(Problem to solve) Look through the listing below and work out how many of its lines hold the word "badge". Give only the number.

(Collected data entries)

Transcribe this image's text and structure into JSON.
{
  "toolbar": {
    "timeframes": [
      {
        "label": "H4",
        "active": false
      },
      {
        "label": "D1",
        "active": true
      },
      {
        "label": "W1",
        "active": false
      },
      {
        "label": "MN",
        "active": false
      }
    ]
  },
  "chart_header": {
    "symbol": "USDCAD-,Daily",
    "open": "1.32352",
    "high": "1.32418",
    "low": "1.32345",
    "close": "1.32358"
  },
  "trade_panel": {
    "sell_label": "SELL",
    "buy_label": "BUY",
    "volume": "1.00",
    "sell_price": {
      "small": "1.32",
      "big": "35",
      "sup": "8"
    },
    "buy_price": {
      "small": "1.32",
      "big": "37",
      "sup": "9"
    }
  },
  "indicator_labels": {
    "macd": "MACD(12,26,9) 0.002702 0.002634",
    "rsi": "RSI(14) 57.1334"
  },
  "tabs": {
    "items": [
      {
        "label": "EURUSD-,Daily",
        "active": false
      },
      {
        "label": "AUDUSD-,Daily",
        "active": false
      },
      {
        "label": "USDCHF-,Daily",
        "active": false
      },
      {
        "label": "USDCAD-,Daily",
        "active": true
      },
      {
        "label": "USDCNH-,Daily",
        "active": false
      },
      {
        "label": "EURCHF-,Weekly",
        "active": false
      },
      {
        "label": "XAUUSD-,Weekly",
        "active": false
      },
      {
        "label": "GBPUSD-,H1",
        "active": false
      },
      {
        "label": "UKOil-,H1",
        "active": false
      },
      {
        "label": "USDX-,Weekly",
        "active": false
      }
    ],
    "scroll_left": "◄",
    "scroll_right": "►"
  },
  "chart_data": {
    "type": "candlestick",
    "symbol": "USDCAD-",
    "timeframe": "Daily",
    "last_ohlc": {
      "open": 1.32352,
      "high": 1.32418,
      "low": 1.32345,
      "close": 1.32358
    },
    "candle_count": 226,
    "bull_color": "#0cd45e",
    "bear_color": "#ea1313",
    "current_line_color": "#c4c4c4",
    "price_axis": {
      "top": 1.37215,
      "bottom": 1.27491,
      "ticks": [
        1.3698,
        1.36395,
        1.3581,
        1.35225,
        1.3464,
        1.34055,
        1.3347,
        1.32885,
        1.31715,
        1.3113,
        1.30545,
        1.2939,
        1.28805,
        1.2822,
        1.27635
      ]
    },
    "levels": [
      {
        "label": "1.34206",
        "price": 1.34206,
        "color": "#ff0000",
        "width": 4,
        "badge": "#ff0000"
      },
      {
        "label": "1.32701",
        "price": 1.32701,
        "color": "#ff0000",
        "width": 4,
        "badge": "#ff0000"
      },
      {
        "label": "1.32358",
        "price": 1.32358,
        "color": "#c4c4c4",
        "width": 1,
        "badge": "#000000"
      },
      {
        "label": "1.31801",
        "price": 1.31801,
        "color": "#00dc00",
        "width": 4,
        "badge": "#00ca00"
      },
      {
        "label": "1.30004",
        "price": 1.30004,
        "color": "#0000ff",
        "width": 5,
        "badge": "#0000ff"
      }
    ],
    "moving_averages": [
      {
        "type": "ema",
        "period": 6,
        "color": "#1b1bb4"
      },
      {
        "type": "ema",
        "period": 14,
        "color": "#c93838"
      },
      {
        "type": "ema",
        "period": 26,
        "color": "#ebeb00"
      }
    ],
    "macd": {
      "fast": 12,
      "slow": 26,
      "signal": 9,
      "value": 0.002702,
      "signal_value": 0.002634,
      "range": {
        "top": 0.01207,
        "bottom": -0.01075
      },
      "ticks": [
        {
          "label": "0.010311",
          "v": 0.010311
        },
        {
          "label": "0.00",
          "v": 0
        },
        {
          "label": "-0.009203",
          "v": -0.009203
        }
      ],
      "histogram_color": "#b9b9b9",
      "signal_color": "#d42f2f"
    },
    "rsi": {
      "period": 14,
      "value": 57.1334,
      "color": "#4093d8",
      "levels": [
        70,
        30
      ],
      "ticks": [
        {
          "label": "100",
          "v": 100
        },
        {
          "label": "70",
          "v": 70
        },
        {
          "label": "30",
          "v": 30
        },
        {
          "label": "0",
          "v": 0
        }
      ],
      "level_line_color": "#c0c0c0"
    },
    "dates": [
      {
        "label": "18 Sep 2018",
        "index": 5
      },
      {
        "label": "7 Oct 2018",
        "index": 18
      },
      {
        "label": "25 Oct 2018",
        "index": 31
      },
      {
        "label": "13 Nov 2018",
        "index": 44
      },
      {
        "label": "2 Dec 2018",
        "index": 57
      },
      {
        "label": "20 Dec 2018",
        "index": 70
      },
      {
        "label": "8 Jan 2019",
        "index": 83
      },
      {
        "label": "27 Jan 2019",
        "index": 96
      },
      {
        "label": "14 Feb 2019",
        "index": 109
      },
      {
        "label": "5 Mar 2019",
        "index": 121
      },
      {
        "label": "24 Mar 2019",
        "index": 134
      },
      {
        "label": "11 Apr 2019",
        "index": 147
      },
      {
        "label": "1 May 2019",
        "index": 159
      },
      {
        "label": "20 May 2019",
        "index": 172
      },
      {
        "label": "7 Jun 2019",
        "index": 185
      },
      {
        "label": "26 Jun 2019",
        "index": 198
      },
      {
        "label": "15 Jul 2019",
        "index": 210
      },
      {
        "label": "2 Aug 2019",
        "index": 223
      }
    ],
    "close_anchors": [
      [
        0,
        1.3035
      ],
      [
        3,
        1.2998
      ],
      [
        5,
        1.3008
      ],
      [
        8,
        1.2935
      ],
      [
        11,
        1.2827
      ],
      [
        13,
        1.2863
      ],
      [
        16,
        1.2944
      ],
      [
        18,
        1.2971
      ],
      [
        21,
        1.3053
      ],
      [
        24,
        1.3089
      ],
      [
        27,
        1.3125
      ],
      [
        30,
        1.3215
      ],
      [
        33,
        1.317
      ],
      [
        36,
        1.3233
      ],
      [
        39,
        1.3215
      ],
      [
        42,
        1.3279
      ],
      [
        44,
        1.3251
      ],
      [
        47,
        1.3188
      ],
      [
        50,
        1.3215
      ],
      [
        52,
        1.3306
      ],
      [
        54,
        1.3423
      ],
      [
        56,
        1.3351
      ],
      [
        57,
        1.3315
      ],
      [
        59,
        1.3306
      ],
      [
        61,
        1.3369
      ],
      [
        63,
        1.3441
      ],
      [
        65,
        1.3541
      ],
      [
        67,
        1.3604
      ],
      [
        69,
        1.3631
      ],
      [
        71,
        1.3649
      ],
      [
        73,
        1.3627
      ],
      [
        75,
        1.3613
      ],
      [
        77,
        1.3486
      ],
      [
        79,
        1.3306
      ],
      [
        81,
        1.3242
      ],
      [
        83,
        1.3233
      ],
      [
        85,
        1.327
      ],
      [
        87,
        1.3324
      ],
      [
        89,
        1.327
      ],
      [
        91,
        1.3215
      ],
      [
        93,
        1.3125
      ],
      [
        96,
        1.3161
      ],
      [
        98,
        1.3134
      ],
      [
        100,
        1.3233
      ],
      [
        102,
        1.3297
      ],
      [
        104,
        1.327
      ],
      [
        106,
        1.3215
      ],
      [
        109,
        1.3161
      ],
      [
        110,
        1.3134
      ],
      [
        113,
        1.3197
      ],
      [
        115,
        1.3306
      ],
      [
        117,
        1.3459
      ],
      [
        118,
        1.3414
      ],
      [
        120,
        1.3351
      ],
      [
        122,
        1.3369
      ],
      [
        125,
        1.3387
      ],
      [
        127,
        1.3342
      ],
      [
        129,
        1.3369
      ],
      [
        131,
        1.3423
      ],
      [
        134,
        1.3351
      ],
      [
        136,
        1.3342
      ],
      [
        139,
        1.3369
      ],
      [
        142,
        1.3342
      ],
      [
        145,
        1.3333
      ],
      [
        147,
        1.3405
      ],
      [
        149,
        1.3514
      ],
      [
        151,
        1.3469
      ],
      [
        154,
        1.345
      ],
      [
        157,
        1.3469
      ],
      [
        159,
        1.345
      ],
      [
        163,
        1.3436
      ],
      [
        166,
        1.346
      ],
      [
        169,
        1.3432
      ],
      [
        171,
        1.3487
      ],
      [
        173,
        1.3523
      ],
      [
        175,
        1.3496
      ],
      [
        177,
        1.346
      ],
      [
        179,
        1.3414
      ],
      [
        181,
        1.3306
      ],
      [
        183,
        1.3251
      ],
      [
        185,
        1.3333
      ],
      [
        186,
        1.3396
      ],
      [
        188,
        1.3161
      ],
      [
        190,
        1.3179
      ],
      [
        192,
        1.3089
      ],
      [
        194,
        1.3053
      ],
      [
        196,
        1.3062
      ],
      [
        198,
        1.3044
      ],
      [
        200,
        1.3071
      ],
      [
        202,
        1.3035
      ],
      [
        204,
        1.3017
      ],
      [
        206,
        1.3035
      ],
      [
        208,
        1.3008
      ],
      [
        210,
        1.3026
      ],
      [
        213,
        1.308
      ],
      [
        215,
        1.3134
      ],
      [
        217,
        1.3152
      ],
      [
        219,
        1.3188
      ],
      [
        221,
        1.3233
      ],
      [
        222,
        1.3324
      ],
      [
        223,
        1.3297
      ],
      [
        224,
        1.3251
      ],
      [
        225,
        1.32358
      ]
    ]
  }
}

(Exercise output) 5